---------- Input for this task

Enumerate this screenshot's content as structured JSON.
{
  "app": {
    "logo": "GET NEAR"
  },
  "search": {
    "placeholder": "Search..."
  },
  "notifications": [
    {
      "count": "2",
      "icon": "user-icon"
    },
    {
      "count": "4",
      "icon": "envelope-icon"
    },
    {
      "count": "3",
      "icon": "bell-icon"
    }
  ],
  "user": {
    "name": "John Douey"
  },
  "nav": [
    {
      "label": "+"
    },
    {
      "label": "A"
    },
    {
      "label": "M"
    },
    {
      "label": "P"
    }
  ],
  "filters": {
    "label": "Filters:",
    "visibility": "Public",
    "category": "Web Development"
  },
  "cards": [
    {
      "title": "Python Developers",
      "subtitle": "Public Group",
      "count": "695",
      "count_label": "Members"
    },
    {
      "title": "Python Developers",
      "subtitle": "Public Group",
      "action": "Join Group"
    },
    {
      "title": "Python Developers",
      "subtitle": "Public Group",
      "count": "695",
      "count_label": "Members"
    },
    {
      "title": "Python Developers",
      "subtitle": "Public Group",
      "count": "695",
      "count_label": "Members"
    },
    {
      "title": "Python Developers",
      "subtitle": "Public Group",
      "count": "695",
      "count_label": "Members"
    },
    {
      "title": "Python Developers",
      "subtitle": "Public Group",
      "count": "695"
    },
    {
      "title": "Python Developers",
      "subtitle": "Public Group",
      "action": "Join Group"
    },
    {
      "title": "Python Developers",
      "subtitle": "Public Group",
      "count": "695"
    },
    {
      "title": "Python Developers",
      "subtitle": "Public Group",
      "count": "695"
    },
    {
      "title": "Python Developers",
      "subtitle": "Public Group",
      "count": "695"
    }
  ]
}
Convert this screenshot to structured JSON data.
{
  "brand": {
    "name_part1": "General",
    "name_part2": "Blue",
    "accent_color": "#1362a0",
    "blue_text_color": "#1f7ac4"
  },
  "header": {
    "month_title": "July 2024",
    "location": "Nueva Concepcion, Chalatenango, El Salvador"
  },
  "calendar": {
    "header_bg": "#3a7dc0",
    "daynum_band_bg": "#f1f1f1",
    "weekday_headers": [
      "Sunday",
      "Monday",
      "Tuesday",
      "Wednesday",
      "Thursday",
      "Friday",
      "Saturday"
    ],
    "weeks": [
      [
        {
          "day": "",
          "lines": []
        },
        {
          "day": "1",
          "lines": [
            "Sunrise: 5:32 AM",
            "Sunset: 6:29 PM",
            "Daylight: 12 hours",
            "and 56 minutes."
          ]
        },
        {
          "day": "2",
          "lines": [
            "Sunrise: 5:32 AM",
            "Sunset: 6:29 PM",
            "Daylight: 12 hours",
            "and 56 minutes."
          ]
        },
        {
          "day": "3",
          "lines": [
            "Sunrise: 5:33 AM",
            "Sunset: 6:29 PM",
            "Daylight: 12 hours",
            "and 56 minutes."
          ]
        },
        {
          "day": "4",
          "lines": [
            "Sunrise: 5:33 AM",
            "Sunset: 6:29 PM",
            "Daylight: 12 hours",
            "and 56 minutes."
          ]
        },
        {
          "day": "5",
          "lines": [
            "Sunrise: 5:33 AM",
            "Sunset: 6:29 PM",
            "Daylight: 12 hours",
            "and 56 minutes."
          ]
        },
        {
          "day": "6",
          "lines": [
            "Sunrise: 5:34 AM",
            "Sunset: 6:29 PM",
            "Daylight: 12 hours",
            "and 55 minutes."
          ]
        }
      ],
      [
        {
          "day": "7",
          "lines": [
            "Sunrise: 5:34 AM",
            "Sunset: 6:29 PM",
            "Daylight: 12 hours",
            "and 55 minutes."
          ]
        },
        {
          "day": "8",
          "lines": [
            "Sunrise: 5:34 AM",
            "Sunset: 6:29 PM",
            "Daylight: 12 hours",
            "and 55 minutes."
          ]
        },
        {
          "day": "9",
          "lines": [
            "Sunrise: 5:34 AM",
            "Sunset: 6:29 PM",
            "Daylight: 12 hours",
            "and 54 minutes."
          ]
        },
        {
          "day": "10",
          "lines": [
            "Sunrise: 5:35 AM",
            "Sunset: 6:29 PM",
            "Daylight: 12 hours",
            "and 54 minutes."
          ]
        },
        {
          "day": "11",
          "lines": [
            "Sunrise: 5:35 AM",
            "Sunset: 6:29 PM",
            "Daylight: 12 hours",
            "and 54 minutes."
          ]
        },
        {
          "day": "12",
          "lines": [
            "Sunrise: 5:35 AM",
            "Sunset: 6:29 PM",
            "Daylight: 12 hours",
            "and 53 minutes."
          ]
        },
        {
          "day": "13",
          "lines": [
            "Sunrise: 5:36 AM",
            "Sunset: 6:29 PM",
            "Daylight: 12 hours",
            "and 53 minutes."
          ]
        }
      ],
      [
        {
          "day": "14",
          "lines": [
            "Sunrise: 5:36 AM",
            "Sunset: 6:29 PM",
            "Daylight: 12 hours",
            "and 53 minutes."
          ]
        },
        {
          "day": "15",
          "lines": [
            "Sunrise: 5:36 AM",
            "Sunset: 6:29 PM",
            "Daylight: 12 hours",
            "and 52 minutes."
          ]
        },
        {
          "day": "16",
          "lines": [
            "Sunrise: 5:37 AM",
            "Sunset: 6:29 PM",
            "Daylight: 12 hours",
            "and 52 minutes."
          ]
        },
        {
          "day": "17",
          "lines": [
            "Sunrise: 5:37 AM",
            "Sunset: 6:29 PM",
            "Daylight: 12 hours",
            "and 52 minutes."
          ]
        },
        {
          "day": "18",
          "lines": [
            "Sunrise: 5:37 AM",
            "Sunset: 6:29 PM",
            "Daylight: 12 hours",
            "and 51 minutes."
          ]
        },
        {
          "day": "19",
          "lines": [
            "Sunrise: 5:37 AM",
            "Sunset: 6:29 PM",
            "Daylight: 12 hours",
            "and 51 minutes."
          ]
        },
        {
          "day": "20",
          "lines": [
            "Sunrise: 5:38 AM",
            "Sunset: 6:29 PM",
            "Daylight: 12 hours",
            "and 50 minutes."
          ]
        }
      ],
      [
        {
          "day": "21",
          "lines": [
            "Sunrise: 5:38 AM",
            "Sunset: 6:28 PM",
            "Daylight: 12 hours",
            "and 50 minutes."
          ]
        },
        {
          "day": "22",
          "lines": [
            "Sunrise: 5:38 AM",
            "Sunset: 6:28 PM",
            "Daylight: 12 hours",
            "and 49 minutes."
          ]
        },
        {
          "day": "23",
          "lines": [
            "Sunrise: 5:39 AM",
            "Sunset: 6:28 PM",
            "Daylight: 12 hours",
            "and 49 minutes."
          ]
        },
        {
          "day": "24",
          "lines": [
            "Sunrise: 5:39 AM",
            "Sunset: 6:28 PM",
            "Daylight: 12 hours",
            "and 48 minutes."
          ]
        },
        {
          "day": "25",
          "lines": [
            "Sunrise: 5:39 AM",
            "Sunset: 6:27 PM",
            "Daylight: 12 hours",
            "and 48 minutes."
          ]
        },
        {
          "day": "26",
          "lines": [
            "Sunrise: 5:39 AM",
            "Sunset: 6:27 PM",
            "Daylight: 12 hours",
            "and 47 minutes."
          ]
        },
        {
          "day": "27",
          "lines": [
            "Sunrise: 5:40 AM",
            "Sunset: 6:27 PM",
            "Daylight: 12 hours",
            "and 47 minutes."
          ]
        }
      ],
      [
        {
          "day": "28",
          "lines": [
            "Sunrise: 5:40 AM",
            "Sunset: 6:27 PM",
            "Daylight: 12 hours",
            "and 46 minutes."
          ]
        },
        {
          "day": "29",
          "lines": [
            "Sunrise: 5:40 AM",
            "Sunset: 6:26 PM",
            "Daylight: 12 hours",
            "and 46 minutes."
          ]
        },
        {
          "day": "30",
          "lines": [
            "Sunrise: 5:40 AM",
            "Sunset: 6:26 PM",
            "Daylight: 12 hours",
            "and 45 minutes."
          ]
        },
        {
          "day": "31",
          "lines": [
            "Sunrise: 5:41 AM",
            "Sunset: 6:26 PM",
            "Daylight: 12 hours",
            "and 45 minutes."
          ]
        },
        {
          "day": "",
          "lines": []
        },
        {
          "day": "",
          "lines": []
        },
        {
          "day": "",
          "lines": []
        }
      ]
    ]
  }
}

--------------------

Answer with one number only: how many lines above contain the word "JSON".

2